Exercise task: Reproduce all of the records exactly.
------ Stored data ------
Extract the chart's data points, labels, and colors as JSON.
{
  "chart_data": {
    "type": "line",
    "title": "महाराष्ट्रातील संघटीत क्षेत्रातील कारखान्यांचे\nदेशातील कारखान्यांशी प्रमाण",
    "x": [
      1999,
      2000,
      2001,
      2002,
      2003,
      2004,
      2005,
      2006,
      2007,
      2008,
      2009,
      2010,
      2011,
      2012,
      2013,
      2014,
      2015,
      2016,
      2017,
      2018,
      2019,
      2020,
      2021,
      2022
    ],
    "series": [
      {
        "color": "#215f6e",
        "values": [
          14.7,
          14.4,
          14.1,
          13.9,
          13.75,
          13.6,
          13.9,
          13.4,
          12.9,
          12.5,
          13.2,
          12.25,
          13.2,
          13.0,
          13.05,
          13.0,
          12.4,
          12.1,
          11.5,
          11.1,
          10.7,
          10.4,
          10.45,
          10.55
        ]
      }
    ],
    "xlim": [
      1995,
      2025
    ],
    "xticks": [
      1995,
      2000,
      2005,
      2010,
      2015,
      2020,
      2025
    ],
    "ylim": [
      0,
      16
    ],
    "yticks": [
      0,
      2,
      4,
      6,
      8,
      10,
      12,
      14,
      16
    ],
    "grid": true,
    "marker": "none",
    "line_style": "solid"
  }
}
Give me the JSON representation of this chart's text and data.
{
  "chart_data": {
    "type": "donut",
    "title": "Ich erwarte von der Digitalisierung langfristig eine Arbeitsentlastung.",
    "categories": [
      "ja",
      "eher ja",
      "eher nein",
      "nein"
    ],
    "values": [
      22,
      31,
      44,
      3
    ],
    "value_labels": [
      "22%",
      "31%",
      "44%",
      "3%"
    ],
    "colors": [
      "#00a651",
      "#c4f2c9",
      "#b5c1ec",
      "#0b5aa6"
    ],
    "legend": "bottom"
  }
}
------
Answer for this exercise:
Extract the chart's data points, labels, and colors as JSON.
{
  "chart_data": {
    "type": "line",
    "title": "महाराष्ट्रातील संघटीत क्षेत्रातील कारखान्यांचे\nदेशातील कारखान्यांशी प्रमाण",
    "x": [
      1999,
      2000,
      2001,
      2002,
      2003,
      2004,
      2005,
      2006,
      2007,
      2008,
      2009,
      2010,
      2011,
      2012,
      2013,
      2014,
      2015,
      2016,
      2017,
      2018,
      2019,
      2020,
      2021,
      2022
    ],
    "series": [
      {
        "color": "#215f6e",
        "values": [
          14.7,
          14.4,
          14.1,
          13.9,
          13.75,
          13.6,
          13.9,
          13.4,
          12.9,
          12.5,
          13.2,
          12.25,
          13.2,
          13.0,
          13.05,
          13.0,
          12.4,
          12.1,
          11.5,
          11.1,
          10.7,
          10.4,
          10.45,
          10.55
        ]
      }
    ],
    "xlim": [
      1995,
      2025
    ],
    "xticks": [
      1995,
      2000,
      2005,
      2010,
      2015,
      2020,
      2025
    ],
    "ylim": [
      0,
      16
    ],
    "yticks": [
      0,
      2,
      4,
      6,
      8,
      10,
      12,
      14,
      16
    ],
    "grid": true,
    "marker": "none",
    "line_style": "solid"
  }
}
Give me the JSON representation of this chart's text and data.
{
  "chart_data": {
    "type": "donut",
    "title": "Ich erwarte von der Digitalisierung langfristig eine Arbeitsentlastung.",
    "categories": [
      "ja",
      "eher ja",
      "eher nein",
      "nein"
    ],
    "values": [
      22,
      31,
      44,
      3
    ],
    "value_labels": [
      "22%",
      "31%",
      "44%",
      "3%"
    ],
    "colors": [
      "#00a651",
      "#c4f2c9",
      "#b5c1ec",
      "#0b5aa6"
    ],
    "legend": "bottom"
  }
}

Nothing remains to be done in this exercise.